§ **What is asked**
Give only the count of lines containing "Surface".

** begin Excerpted records **

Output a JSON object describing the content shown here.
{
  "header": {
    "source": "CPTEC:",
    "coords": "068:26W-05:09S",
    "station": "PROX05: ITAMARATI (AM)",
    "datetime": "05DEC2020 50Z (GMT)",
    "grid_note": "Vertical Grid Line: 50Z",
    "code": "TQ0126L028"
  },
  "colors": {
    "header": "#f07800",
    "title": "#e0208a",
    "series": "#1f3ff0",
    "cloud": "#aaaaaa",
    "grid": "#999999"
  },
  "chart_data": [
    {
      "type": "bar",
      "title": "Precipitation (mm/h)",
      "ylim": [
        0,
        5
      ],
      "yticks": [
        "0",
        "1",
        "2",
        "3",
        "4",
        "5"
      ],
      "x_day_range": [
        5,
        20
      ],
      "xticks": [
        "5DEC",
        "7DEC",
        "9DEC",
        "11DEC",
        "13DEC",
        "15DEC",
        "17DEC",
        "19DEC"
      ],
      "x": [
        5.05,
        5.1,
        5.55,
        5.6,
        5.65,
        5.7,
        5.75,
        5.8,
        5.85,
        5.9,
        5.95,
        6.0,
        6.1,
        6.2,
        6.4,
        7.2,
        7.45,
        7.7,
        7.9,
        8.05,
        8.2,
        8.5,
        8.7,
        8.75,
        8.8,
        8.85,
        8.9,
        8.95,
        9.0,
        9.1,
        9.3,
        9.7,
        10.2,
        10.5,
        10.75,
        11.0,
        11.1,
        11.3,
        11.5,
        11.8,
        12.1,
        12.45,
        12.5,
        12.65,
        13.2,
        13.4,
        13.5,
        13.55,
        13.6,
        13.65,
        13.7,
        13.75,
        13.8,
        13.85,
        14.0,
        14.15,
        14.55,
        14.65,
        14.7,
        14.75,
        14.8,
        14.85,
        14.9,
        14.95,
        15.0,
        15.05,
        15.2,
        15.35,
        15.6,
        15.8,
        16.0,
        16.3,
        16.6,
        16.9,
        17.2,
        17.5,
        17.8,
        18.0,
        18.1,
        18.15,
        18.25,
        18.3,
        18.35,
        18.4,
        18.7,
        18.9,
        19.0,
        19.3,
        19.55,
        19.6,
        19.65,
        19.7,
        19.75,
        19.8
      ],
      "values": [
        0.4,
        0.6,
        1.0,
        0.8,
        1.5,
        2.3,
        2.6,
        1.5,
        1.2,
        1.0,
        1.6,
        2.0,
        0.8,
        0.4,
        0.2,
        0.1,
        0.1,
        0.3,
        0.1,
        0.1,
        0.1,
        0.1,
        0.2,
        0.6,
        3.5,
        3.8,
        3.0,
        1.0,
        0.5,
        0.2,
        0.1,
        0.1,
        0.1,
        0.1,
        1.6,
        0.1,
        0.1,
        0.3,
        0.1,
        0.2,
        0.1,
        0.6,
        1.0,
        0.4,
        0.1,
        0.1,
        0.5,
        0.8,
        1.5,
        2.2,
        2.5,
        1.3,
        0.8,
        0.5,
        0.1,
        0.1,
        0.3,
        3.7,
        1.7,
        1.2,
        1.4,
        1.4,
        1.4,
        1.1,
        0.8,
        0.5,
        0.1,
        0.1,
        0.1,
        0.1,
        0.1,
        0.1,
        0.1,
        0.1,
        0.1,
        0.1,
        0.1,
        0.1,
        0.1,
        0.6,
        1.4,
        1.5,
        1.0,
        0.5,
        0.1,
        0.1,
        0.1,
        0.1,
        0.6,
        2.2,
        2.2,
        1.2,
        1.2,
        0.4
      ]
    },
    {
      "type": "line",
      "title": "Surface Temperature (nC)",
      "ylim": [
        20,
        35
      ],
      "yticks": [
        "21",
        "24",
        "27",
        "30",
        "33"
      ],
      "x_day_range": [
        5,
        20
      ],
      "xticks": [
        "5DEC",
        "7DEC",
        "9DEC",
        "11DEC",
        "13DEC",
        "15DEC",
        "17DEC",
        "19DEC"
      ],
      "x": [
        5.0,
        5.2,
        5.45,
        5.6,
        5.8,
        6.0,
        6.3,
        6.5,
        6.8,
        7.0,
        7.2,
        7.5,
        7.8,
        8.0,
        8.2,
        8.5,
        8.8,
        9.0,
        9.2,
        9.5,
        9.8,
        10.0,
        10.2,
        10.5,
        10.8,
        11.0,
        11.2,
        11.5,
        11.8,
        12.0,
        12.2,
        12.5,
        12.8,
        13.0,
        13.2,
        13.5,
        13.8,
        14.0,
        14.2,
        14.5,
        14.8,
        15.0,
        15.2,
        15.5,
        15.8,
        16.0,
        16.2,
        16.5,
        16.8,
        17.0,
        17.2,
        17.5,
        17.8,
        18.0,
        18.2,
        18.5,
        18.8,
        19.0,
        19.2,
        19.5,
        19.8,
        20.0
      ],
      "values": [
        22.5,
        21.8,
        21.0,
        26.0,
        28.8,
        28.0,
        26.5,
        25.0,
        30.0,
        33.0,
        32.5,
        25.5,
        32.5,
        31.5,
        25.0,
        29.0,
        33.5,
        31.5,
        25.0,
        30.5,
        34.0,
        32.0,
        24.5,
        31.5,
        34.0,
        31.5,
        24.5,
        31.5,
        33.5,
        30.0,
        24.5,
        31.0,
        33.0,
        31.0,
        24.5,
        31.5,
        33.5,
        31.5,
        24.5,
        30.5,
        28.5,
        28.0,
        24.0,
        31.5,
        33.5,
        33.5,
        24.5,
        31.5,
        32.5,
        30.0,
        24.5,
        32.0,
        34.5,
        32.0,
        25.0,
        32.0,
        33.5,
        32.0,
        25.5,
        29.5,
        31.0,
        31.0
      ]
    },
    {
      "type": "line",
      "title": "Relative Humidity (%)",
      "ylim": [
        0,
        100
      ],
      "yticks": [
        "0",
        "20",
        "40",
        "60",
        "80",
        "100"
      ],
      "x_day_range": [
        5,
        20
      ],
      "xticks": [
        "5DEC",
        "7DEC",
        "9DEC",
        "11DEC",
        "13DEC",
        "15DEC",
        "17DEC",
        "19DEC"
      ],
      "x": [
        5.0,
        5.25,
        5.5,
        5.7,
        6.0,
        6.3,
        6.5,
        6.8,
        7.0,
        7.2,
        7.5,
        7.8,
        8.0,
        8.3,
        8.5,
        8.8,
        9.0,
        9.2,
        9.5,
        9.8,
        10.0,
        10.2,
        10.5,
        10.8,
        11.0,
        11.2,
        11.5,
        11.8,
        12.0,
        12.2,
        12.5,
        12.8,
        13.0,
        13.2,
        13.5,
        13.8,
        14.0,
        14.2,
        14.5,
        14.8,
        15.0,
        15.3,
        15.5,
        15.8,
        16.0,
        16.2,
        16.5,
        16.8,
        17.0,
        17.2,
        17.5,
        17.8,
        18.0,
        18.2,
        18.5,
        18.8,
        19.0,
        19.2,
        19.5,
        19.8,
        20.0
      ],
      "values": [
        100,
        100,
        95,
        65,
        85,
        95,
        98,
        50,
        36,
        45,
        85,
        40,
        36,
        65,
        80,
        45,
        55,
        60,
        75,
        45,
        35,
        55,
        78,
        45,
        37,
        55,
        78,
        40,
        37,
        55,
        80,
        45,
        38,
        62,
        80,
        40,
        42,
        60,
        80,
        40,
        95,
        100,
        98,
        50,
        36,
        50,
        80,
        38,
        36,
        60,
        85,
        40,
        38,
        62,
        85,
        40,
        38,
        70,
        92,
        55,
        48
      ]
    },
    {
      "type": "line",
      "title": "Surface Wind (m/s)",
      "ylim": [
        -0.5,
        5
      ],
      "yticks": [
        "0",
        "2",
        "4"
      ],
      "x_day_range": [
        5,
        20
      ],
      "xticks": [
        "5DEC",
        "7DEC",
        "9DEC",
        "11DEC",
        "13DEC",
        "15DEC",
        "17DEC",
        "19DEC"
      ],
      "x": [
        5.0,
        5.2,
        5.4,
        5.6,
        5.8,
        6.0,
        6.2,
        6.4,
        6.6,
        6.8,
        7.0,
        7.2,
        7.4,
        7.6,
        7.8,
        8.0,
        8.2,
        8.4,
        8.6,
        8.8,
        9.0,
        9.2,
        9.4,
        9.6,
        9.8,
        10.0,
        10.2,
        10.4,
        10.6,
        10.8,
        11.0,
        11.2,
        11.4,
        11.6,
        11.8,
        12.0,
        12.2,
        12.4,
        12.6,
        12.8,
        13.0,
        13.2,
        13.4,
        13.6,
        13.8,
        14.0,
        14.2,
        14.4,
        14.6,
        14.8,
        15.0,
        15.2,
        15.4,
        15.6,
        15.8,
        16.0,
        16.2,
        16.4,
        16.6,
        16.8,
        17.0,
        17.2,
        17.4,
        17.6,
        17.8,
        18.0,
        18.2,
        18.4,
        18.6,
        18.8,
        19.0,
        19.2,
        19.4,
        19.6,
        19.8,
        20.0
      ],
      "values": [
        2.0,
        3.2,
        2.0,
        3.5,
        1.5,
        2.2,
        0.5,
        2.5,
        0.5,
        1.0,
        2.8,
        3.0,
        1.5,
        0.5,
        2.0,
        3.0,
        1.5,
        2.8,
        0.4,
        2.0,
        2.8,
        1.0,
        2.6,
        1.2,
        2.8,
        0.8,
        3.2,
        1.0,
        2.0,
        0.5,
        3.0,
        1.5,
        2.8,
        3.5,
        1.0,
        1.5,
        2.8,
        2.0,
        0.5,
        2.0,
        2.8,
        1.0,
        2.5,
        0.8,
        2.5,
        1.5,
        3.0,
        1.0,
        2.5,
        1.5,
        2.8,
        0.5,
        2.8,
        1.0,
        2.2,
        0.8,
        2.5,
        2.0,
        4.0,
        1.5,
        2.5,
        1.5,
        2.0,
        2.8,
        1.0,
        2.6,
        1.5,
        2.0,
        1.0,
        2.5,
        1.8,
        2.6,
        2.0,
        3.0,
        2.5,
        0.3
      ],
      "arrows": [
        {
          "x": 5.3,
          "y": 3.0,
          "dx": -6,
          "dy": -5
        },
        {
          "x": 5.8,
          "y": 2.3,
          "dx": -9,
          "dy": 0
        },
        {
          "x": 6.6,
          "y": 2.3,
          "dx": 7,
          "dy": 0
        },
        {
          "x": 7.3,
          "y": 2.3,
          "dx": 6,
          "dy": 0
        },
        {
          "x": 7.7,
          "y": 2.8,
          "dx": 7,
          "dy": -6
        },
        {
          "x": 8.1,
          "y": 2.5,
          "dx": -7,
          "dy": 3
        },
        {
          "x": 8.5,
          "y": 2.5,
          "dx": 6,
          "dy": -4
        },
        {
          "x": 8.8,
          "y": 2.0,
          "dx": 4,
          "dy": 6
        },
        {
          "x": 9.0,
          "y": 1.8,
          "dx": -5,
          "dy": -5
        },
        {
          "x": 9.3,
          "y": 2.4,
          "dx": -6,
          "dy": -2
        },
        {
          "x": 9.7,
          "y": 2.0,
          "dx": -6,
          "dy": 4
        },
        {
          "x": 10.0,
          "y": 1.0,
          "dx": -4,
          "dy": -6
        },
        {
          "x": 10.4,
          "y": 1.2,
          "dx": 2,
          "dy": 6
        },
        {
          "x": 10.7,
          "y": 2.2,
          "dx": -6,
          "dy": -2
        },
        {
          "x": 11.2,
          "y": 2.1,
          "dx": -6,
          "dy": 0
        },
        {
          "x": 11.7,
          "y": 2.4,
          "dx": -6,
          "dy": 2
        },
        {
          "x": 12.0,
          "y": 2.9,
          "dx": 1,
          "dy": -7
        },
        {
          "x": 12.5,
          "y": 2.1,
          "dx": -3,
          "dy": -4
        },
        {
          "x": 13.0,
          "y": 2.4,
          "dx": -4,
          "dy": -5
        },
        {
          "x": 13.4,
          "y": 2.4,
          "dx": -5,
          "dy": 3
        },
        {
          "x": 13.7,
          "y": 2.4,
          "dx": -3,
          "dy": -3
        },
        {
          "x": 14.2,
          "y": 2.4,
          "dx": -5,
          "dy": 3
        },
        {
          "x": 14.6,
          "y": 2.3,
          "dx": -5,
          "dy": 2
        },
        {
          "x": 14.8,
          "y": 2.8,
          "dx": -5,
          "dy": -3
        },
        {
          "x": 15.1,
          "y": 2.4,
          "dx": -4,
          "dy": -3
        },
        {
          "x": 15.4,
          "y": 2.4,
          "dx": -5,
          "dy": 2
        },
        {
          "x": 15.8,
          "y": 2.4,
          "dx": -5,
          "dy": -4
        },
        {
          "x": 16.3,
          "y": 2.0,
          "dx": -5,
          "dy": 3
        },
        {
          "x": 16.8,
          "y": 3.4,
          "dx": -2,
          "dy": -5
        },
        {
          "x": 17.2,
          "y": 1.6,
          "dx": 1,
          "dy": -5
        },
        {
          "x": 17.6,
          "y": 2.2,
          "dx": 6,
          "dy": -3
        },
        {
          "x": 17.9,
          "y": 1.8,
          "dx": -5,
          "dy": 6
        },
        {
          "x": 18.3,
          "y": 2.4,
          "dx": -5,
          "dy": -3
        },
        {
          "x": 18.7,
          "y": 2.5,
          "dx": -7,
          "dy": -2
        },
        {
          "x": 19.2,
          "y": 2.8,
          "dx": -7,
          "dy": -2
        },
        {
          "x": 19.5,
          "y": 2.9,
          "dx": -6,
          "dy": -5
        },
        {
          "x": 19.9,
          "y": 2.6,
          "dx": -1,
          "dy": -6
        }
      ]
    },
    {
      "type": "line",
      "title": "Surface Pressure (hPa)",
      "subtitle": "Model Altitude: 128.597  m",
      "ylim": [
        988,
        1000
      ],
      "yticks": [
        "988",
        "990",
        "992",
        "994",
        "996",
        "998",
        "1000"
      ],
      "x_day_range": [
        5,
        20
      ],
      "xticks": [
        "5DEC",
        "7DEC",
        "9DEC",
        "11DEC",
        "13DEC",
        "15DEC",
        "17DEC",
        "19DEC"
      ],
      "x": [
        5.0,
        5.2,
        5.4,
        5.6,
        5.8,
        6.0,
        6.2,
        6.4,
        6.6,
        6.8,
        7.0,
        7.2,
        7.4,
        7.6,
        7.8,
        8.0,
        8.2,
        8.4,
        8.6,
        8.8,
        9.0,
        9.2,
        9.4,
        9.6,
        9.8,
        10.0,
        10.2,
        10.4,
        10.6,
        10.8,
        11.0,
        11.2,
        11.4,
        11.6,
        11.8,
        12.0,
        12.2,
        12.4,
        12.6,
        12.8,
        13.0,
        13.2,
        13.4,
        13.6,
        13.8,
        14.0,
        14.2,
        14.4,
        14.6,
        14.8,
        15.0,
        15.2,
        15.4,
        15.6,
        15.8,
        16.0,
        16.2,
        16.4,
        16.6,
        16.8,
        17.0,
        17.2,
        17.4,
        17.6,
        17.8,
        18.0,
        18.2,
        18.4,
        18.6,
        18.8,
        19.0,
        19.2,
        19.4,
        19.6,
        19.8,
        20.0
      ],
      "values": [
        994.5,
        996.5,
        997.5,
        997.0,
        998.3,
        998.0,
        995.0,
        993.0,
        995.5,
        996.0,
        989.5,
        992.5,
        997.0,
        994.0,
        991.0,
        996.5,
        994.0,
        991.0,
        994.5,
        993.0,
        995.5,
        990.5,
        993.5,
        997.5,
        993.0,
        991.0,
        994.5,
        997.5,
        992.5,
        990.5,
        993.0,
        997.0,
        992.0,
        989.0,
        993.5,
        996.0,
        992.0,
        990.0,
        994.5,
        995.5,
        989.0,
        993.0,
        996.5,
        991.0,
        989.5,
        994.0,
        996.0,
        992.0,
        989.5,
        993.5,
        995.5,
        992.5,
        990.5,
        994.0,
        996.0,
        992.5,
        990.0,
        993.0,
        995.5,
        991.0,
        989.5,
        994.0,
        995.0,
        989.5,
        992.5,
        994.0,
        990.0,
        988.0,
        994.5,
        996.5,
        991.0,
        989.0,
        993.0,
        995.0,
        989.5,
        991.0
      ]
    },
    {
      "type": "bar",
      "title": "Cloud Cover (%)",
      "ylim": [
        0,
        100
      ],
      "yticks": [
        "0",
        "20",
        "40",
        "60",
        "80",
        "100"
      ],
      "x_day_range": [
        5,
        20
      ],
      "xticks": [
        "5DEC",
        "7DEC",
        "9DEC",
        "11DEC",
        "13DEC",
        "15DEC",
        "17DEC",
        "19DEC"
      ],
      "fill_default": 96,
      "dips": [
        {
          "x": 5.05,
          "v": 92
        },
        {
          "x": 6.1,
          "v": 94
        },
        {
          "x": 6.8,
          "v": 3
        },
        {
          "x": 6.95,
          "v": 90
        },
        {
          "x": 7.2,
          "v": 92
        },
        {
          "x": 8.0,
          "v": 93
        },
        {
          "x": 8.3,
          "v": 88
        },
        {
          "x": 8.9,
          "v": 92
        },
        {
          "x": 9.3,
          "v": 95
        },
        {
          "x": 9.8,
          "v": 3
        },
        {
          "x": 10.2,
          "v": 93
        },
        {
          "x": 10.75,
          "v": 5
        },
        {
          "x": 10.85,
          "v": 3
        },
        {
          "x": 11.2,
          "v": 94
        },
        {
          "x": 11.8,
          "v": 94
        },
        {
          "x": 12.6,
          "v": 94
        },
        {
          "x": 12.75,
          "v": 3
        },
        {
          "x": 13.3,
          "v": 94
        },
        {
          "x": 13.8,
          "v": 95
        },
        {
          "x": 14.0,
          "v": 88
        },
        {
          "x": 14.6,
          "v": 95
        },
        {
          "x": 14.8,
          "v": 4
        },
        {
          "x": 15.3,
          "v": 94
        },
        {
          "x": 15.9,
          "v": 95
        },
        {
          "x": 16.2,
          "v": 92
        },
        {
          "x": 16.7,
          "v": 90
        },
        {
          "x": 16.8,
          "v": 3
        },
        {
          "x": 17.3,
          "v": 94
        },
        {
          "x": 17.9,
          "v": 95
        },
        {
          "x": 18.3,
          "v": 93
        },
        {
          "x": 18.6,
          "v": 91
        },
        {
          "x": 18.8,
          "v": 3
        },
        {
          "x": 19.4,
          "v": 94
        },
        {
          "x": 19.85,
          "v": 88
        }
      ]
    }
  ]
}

** end Excerpted records **

§ **Result of the exercise**
3